**WHAT TO PRODUCE**
Copy nothing but the lines from the one containing "Serialize everything readable" through the last line of the records, repeated exactly and without pictures.

Dataset items
— begin —
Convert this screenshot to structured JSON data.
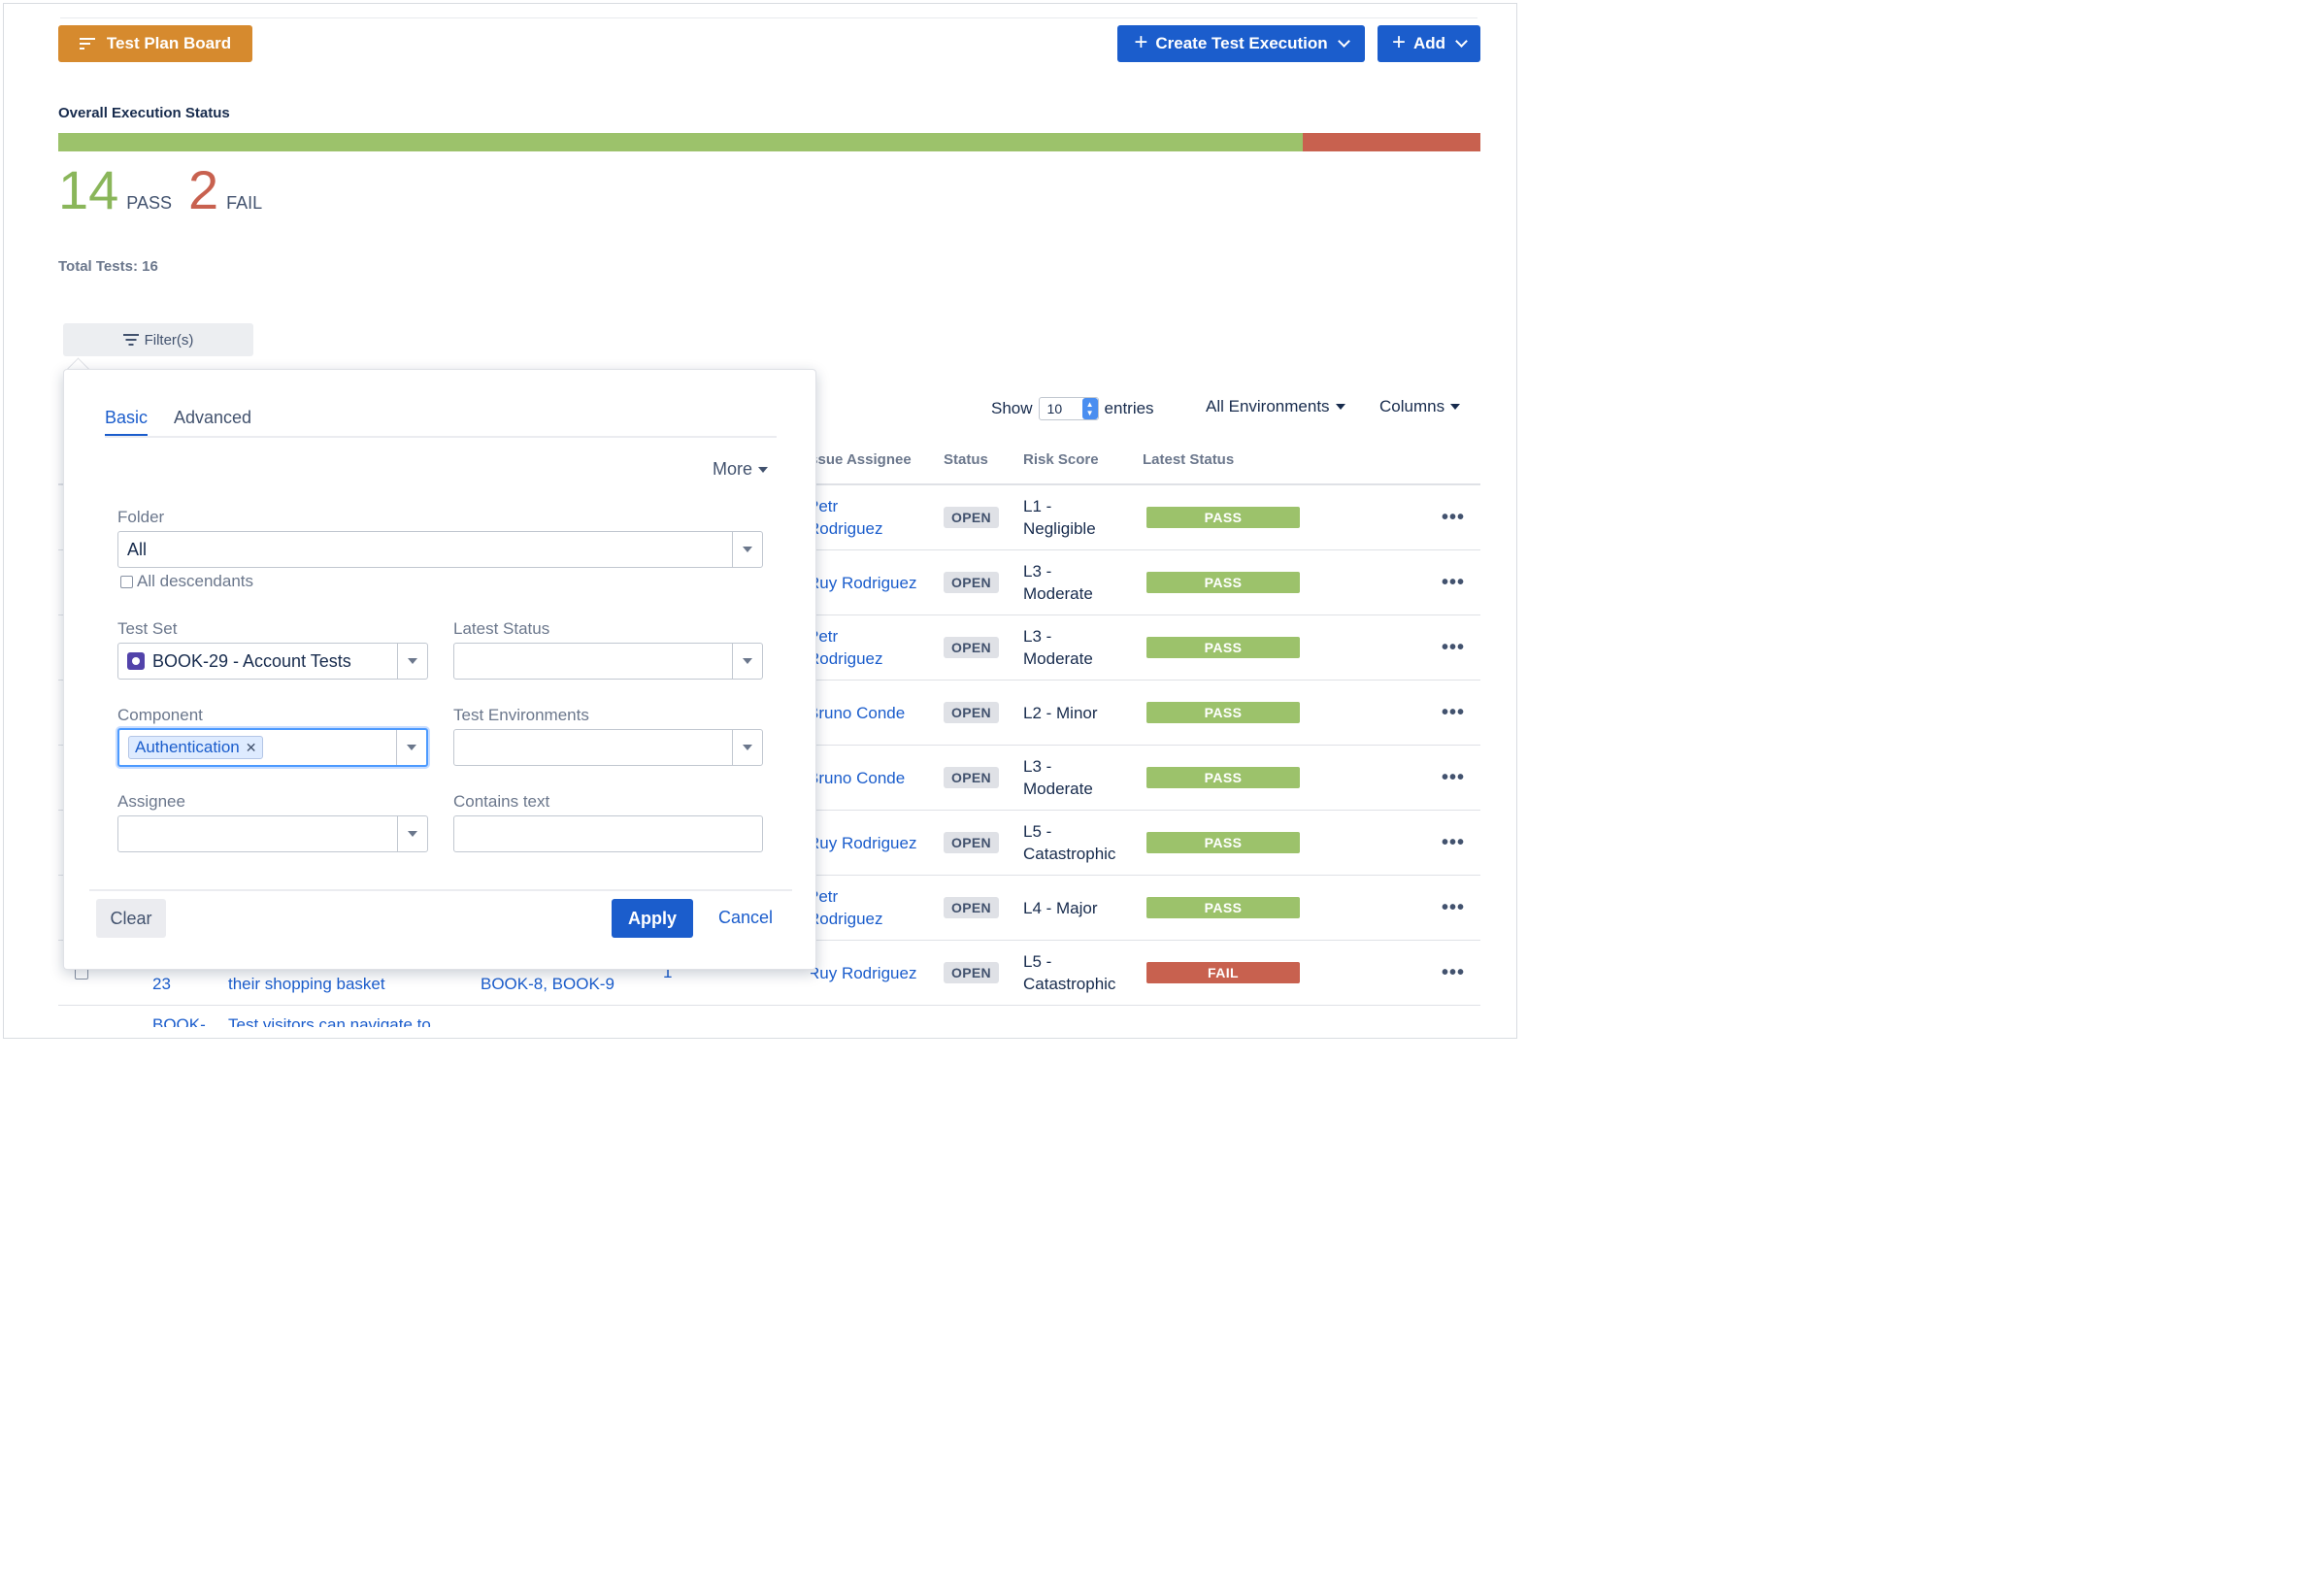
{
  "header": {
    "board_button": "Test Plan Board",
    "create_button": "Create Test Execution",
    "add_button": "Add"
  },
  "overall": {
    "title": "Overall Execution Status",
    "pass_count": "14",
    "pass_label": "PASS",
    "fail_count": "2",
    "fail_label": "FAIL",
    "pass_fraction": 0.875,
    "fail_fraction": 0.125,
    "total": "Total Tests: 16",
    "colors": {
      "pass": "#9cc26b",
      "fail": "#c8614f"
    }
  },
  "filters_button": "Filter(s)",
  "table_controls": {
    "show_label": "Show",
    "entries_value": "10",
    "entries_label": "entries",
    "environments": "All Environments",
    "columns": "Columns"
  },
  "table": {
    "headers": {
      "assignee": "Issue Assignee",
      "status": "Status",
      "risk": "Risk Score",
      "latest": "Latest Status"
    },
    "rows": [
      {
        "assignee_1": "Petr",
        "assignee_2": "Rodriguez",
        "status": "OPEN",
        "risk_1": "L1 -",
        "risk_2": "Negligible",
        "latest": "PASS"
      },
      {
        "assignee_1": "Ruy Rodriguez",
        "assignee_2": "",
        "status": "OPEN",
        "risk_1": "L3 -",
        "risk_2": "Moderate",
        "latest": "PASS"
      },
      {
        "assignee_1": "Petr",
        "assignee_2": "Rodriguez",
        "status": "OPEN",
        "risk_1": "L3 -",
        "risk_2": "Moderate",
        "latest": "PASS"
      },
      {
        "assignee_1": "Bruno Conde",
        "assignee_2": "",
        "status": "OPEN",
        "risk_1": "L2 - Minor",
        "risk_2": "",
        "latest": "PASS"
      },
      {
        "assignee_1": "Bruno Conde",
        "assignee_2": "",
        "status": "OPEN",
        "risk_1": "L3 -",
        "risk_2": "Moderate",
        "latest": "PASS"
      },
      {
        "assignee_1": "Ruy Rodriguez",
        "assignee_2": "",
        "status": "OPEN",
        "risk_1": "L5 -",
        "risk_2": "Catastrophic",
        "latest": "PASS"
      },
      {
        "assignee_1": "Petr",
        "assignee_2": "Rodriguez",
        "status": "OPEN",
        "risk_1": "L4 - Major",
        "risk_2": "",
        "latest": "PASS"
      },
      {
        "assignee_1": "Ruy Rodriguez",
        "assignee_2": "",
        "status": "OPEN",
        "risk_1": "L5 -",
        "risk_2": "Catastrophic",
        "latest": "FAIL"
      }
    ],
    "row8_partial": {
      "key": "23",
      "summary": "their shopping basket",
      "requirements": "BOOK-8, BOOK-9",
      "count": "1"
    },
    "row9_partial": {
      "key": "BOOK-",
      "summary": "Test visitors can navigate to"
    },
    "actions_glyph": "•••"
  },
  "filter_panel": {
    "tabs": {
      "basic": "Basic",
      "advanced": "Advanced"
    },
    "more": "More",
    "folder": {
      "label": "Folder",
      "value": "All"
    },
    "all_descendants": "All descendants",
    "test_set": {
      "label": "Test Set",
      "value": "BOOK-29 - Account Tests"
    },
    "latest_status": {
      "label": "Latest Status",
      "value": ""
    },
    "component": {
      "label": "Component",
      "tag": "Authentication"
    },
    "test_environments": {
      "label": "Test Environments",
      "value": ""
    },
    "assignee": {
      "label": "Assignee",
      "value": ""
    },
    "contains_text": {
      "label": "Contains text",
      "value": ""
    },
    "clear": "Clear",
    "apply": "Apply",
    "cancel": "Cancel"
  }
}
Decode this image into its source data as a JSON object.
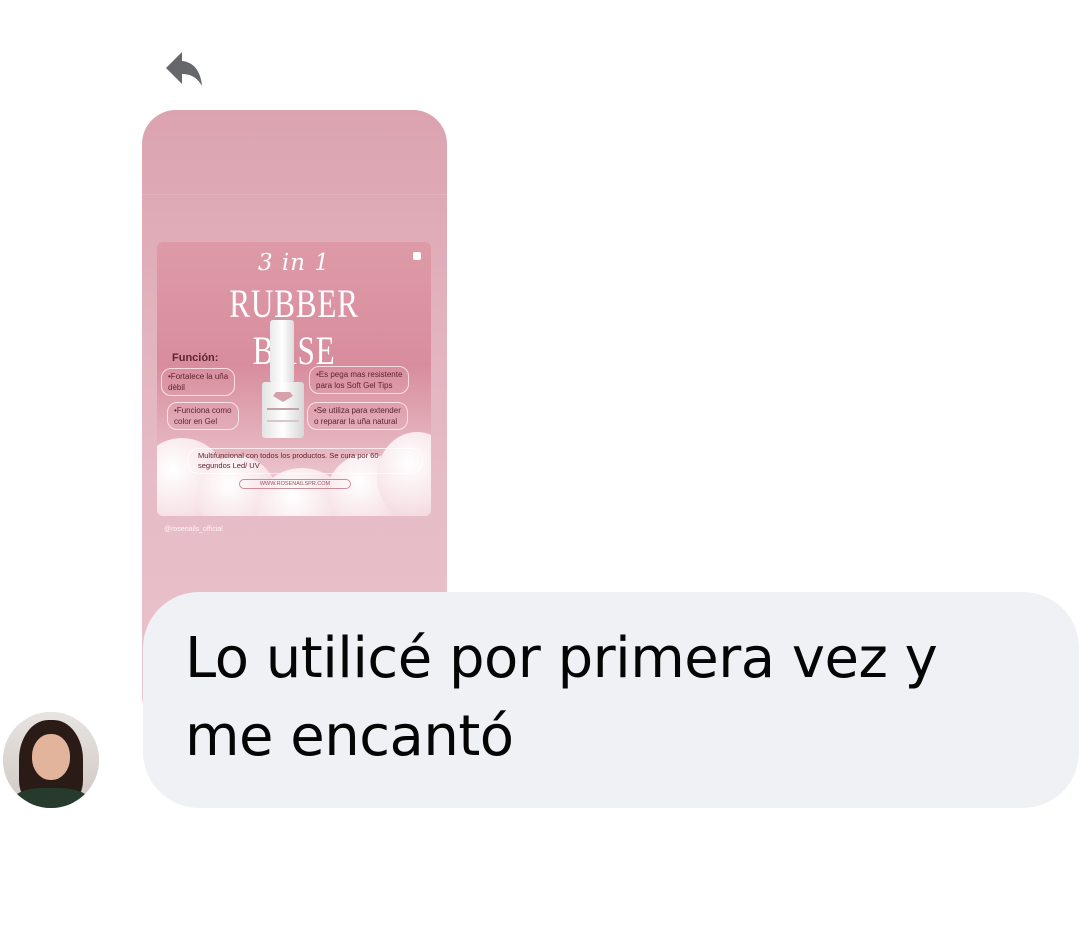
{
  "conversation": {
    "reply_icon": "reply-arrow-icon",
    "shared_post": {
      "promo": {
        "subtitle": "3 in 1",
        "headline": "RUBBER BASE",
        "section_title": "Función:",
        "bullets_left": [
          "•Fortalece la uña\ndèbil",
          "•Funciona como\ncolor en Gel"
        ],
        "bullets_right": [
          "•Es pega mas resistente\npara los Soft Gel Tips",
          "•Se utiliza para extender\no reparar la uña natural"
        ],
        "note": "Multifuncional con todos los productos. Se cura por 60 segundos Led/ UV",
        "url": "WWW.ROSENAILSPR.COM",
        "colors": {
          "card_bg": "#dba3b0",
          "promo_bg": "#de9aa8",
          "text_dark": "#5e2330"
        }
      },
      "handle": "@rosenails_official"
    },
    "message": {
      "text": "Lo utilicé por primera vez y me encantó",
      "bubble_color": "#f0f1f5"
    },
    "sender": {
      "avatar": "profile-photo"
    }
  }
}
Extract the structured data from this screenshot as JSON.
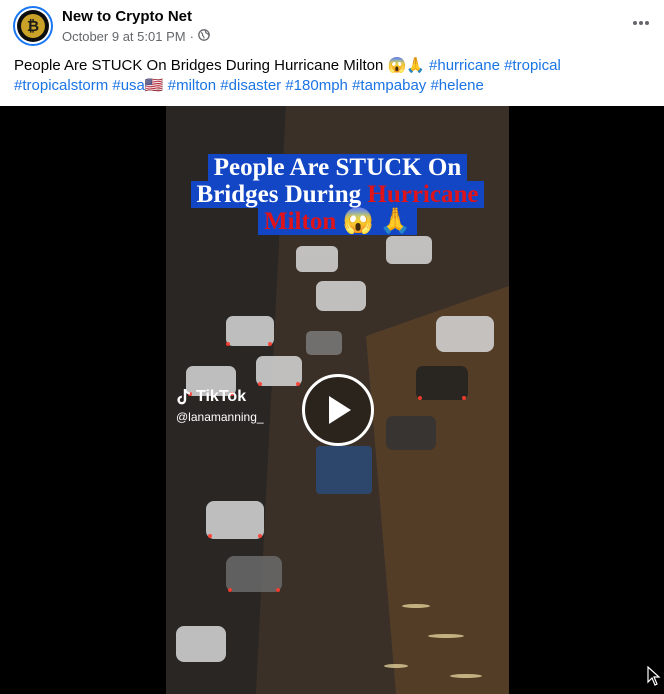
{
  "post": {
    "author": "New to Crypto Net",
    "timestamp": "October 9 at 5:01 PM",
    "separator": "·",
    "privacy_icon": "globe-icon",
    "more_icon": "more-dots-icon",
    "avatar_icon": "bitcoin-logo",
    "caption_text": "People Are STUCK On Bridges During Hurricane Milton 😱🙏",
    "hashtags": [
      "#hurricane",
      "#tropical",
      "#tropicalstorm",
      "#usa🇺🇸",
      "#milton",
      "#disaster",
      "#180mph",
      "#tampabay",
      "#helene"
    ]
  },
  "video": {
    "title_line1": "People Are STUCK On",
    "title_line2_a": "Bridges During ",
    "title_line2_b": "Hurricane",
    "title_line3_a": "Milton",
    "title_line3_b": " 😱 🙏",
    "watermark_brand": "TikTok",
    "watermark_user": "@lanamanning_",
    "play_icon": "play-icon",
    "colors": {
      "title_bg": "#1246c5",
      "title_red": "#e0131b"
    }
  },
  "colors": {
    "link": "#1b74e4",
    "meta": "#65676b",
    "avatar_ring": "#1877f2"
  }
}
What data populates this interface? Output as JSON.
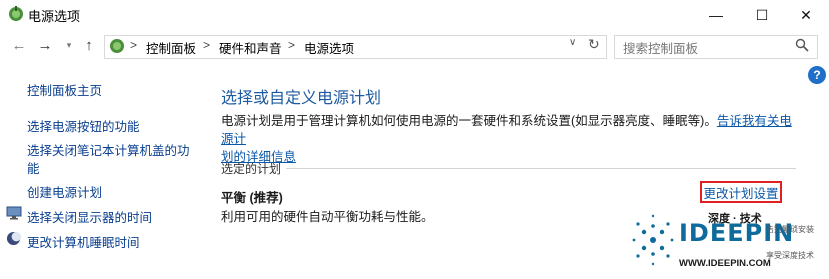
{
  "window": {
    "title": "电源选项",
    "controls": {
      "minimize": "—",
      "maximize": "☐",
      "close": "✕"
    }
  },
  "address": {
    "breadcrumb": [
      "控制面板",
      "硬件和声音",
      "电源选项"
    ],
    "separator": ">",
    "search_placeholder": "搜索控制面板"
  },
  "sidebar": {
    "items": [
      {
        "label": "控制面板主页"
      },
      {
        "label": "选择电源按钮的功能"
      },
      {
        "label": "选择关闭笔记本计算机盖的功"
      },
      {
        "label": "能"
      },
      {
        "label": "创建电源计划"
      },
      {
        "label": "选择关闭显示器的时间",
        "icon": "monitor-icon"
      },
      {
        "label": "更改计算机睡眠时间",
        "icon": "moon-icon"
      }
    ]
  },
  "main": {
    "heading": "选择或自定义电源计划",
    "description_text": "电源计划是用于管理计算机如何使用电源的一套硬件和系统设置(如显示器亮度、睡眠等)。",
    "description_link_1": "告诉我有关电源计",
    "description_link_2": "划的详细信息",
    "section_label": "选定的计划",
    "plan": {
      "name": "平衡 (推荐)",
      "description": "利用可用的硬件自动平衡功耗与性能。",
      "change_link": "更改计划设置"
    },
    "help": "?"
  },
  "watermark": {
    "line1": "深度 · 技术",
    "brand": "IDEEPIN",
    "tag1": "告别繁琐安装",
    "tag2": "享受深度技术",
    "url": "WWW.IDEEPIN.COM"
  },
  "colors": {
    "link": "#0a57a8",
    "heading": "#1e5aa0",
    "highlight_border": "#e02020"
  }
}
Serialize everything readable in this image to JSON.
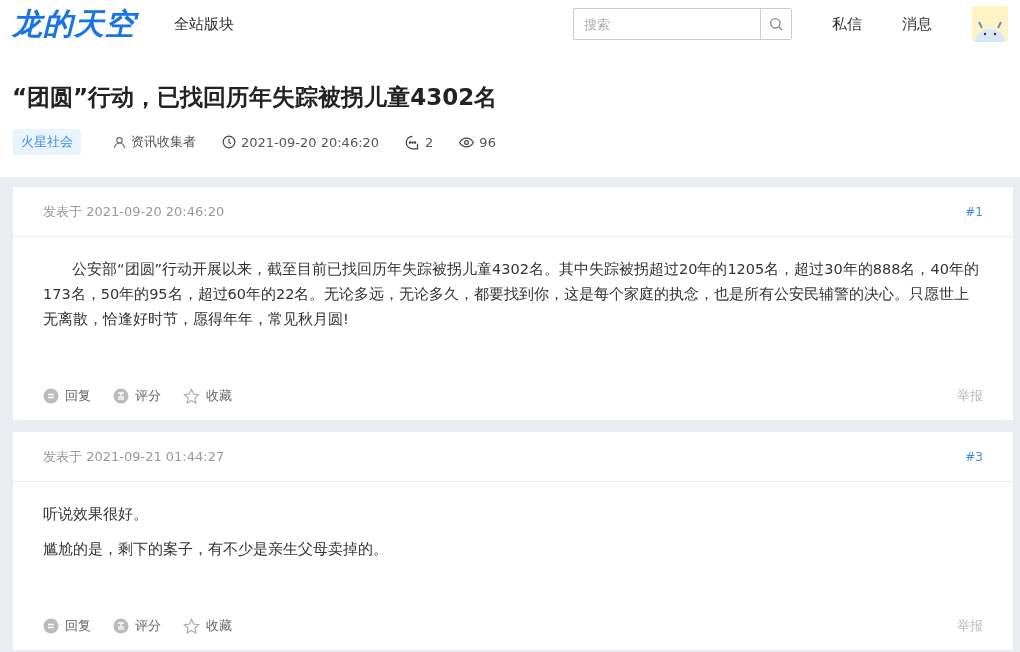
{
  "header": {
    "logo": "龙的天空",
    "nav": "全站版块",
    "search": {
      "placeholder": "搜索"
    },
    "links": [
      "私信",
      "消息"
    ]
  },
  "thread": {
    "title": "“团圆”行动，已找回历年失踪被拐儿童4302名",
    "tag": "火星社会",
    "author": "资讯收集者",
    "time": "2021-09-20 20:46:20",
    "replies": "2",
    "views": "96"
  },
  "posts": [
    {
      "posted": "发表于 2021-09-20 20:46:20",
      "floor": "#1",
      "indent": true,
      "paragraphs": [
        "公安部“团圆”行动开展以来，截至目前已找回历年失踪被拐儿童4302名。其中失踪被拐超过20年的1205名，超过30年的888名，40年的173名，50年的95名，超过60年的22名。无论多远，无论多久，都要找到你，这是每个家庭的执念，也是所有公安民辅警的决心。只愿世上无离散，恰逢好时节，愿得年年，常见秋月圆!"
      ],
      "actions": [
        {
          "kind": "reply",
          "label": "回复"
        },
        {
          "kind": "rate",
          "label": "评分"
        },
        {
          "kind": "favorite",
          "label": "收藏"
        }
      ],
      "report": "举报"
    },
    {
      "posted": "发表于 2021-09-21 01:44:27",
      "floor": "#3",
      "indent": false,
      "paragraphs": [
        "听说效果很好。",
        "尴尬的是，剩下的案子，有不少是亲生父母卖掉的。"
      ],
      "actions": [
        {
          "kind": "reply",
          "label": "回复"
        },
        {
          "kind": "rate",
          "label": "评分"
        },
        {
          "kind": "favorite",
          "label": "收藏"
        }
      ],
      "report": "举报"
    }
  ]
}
— end —
**RESULT OF THE TASK**
Serialize everything readable in this image to JSON.
{
  "header": {
    "logo": "龙的天空",
    "nav": "全站版块",
    "search": {
      "placeholder": "搜索"
    },
    "links": [
      "私信",
      "消息"
    ]
  },
  "thread": {
    "title": "“团圆”行动，已找回历年失踪被拐儿童4302名",
    "tag": "火星社会",
    "author": "资讯收集者",
    "time": "2021-09-20 20:46:20",
    "replies": "2",
    "views": "96"
  },
  "posts": [
    {
      "posted": "发表于 2021-09-20 20:46:20",
      "floor": "#1",
      "indent": true,
      "paragraphs": [
        "公安部“团圆”行动开展以来，截至目前已找回历年失踪被拐儿童4302名。其中失踪被拐超过20年的1205名，超过30年的888名，40年的173名，50年的95名，超过60年的22名。无论多远，无论多久，都要找到你，这是每个家庭的执念，也是所有公安民辅警的决心。只愿世上无离散，恰逢好时节，愿得年年，常见秋月圆!"
      ],
      "actions": [
        {
          "kind": "reply",
          "label": "回复"
        },
        {
          "kind": "rate",
          "label": "评分"
        },
        {
          "kind": "favorite",
          "label": "收藏"
        }
      ],
      "report": "举报"
    },
    {
      "posted": "发表于 2021-09-21 01:44:27",
      "floor": "#3",
      "indent": false,
      "paragraphs": [
        "听说效果很好。",
        "尴尬的是，剩下的案子，有不少是亲生父母卖掉的。"
      ],
      "actions": [
        {
          "kind": "reply",
          "label": "回复"
        },
        {
          "kind": "rate",
          "label": "评分"
        },
        {
          "kind": "favorite",
          "label": "收藏"
        }
      ],
      "report": "举报"
    }
  ]
}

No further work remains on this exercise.